Locate every line below that contains the word "Curso" and copy it.
==================================================
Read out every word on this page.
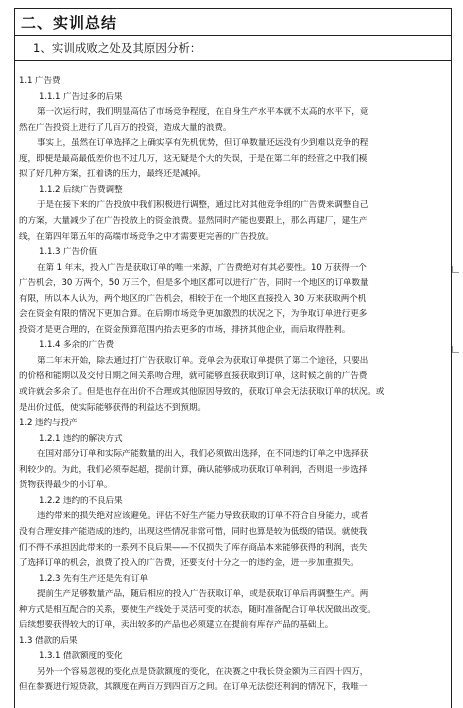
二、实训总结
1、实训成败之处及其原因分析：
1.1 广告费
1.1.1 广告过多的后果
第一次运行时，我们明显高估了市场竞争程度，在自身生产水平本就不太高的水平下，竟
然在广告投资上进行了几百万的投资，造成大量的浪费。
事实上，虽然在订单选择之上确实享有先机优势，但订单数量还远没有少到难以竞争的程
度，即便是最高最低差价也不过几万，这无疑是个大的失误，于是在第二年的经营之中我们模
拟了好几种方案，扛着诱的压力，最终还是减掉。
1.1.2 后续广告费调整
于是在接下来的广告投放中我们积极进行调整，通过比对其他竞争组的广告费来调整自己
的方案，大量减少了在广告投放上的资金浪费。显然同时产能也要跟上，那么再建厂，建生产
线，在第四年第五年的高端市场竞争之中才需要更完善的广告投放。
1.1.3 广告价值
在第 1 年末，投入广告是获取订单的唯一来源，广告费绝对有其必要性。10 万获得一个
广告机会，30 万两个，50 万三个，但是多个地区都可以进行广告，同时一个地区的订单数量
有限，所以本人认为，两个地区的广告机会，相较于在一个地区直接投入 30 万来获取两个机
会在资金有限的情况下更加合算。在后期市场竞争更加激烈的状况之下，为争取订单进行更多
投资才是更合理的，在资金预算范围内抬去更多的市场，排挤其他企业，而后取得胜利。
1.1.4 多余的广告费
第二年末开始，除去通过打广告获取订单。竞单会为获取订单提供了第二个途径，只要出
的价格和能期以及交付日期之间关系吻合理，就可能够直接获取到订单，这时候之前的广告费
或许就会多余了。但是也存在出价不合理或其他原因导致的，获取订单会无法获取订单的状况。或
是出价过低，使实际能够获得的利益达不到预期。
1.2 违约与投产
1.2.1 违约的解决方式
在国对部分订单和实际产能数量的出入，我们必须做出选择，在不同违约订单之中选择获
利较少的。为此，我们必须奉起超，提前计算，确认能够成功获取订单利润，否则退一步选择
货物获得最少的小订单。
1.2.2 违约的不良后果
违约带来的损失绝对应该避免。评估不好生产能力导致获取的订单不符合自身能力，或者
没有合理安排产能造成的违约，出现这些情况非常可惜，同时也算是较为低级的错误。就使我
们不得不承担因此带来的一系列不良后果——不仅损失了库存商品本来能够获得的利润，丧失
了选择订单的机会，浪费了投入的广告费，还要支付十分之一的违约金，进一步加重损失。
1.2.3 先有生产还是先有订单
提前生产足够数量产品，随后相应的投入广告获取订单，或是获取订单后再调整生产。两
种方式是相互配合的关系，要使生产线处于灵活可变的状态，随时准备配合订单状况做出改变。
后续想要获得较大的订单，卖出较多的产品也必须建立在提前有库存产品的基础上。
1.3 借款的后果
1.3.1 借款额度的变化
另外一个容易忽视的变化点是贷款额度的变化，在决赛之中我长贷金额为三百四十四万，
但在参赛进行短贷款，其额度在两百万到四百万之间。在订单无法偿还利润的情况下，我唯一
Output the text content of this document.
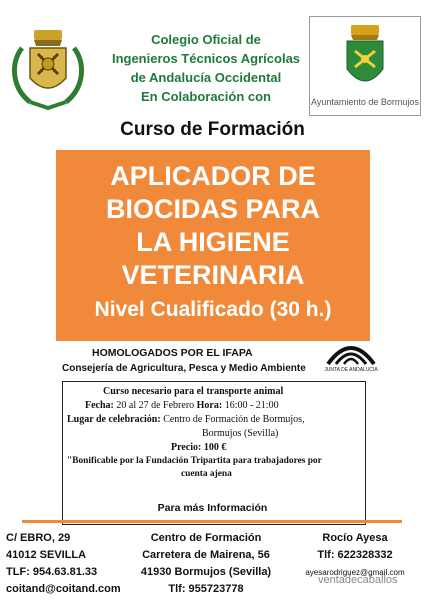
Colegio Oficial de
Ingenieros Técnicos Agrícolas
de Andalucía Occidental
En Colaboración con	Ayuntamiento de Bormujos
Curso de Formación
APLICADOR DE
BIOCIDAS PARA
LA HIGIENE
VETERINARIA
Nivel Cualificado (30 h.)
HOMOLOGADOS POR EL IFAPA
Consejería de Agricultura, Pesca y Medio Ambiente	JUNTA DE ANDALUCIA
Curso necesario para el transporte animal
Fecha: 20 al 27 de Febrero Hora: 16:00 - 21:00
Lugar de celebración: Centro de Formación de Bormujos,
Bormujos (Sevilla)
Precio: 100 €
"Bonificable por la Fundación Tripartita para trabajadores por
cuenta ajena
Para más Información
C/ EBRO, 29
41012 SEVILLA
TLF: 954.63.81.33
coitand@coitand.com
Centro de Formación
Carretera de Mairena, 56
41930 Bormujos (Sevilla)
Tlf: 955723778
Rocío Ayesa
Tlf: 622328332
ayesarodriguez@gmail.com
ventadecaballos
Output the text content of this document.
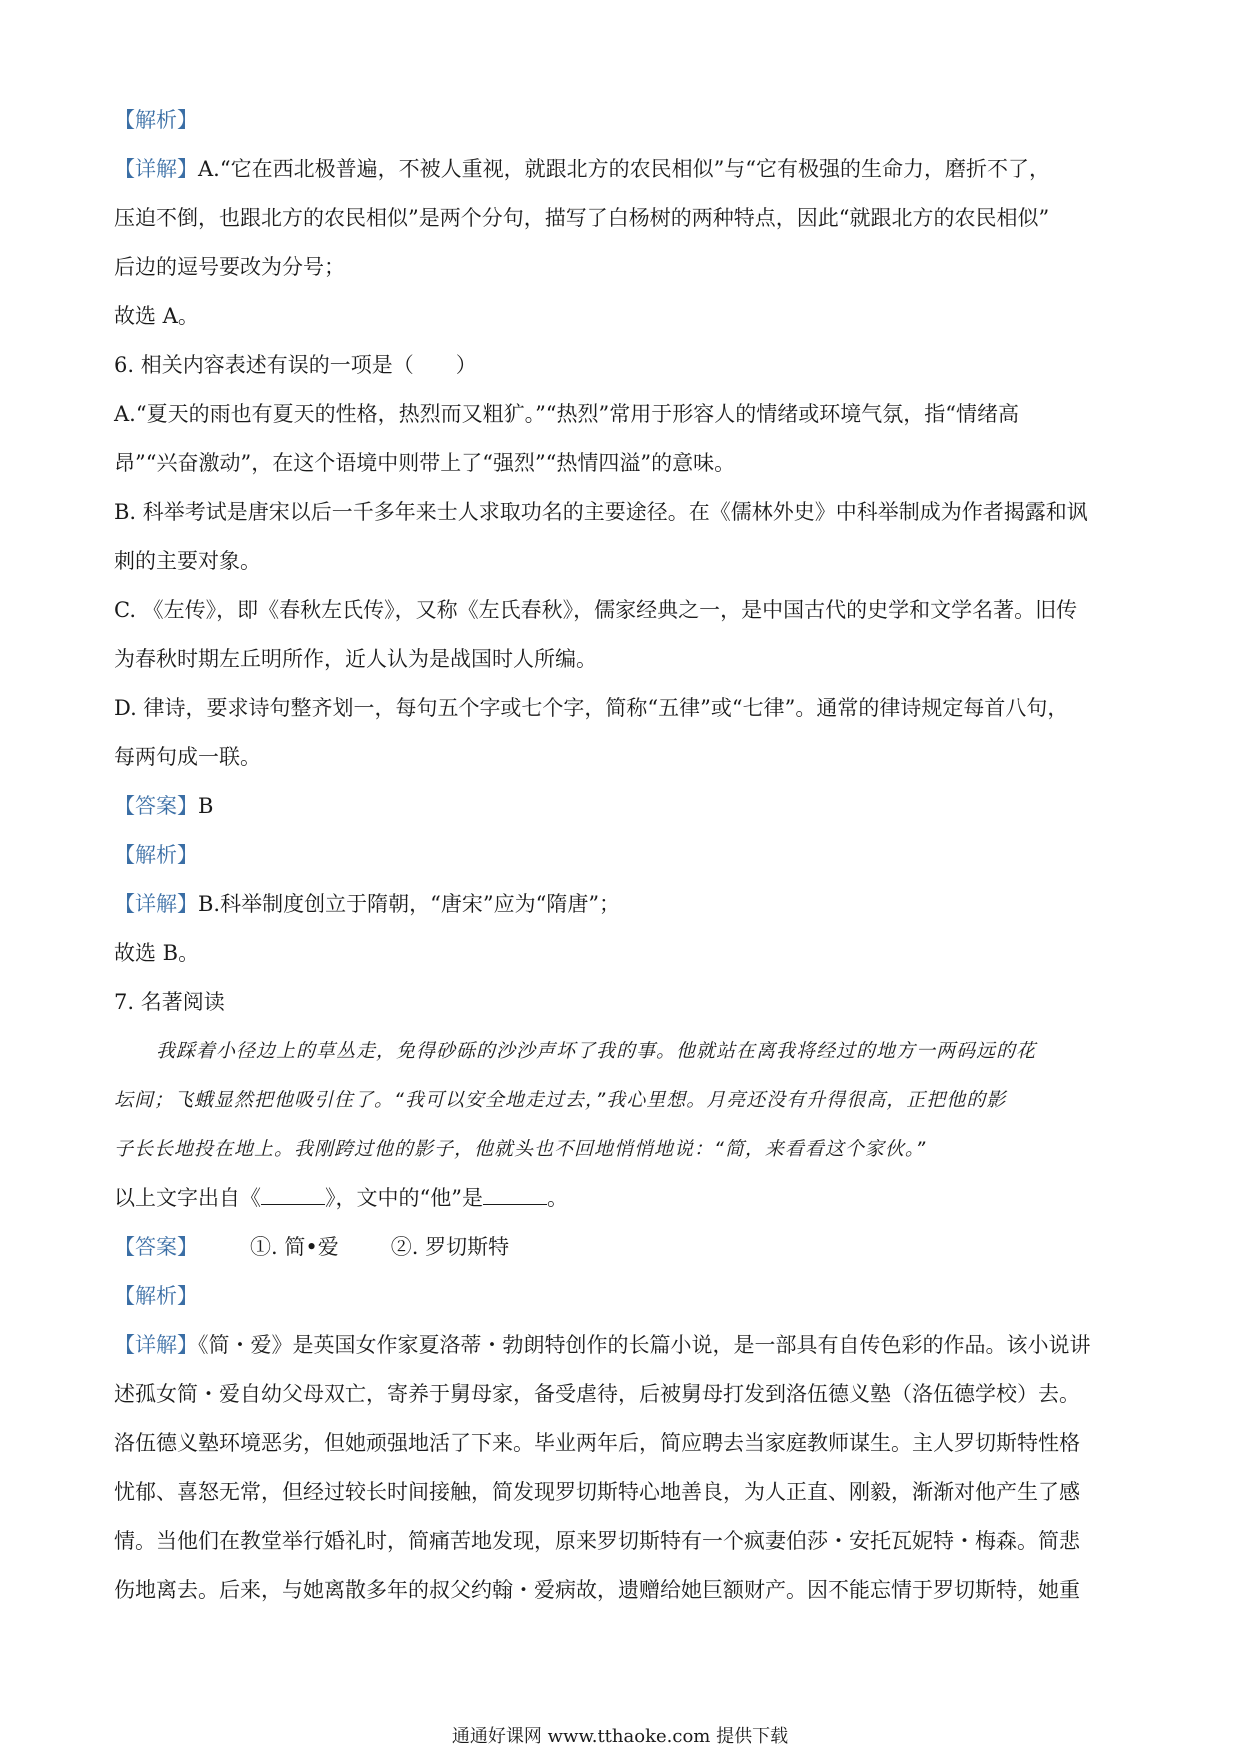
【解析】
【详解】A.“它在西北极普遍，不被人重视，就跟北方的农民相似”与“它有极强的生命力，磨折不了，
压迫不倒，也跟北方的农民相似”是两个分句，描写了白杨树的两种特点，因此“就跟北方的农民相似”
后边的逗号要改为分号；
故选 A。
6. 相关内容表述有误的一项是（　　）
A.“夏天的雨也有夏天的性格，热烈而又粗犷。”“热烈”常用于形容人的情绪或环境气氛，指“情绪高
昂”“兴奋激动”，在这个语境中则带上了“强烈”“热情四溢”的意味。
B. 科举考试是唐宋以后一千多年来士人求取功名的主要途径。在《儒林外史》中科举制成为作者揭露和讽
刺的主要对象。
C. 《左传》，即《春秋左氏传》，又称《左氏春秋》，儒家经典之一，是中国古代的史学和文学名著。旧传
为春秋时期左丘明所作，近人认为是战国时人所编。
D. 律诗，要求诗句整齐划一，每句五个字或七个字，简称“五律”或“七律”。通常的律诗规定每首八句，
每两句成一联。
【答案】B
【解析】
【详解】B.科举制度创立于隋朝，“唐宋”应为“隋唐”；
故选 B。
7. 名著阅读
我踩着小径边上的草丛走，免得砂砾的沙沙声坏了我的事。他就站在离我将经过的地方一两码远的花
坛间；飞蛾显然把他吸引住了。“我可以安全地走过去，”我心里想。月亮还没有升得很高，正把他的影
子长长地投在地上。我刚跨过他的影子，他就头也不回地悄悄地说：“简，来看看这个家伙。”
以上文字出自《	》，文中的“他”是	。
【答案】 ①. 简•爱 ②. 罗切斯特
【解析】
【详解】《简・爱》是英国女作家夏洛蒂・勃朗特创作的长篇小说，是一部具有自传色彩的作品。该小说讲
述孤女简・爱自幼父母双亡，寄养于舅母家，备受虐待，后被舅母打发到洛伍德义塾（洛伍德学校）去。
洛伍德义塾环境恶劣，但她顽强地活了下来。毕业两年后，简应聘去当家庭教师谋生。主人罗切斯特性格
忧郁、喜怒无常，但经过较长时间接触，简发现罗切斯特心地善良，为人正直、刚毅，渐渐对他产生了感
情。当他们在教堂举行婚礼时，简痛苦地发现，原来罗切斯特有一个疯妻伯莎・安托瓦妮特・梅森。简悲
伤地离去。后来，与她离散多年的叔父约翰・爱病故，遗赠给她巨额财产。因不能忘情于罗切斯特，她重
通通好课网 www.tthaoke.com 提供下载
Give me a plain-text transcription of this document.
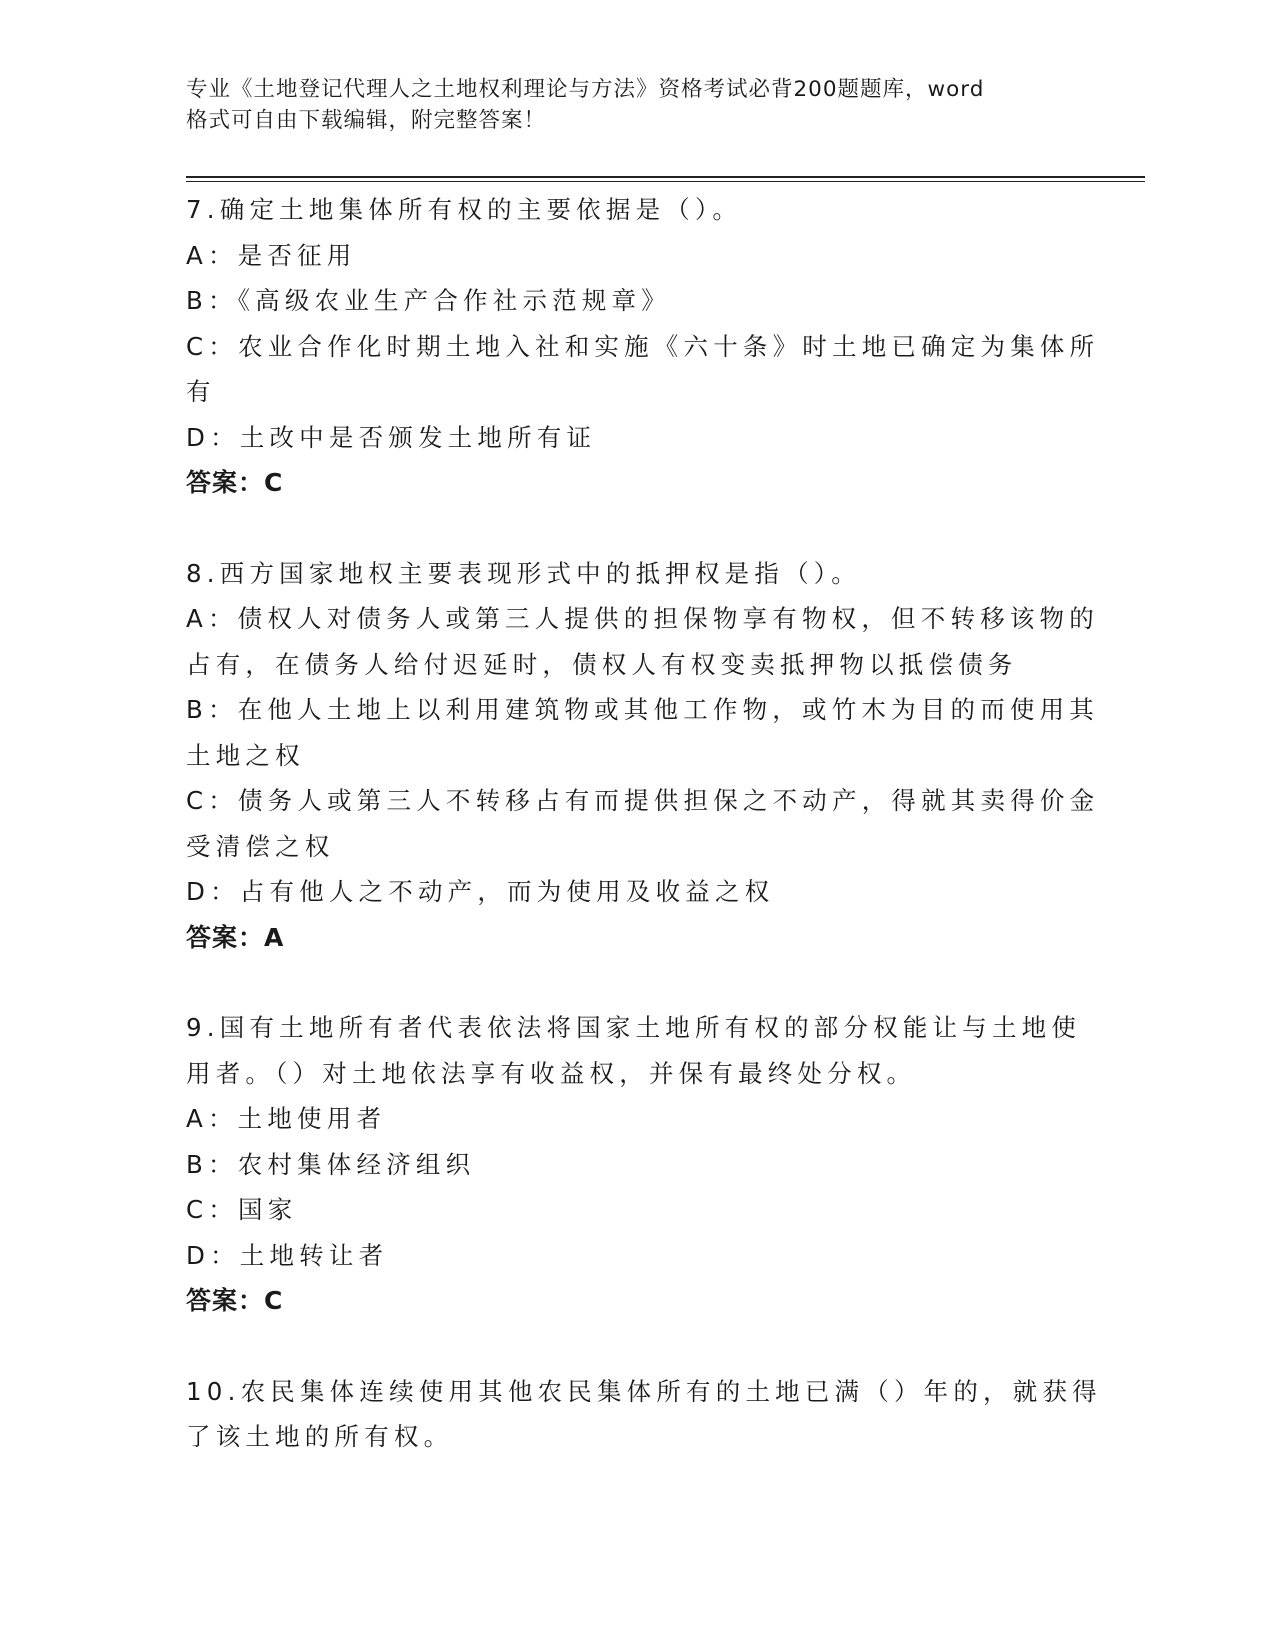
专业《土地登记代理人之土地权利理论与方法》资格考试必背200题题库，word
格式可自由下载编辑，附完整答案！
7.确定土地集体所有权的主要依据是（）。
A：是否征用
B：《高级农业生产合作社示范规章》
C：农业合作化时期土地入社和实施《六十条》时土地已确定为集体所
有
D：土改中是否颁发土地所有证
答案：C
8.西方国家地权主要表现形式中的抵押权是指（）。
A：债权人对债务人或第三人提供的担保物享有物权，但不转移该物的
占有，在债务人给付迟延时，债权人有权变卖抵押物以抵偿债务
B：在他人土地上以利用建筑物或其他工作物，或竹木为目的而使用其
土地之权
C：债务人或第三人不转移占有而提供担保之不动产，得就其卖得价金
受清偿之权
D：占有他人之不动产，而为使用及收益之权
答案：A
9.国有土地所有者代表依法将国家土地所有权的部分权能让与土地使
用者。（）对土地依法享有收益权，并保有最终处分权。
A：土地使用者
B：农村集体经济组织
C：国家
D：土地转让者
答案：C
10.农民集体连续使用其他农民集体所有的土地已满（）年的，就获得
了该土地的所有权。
==================================================
**Answer for the task:**
Curso de Formación
Curso necesario para el transporte animal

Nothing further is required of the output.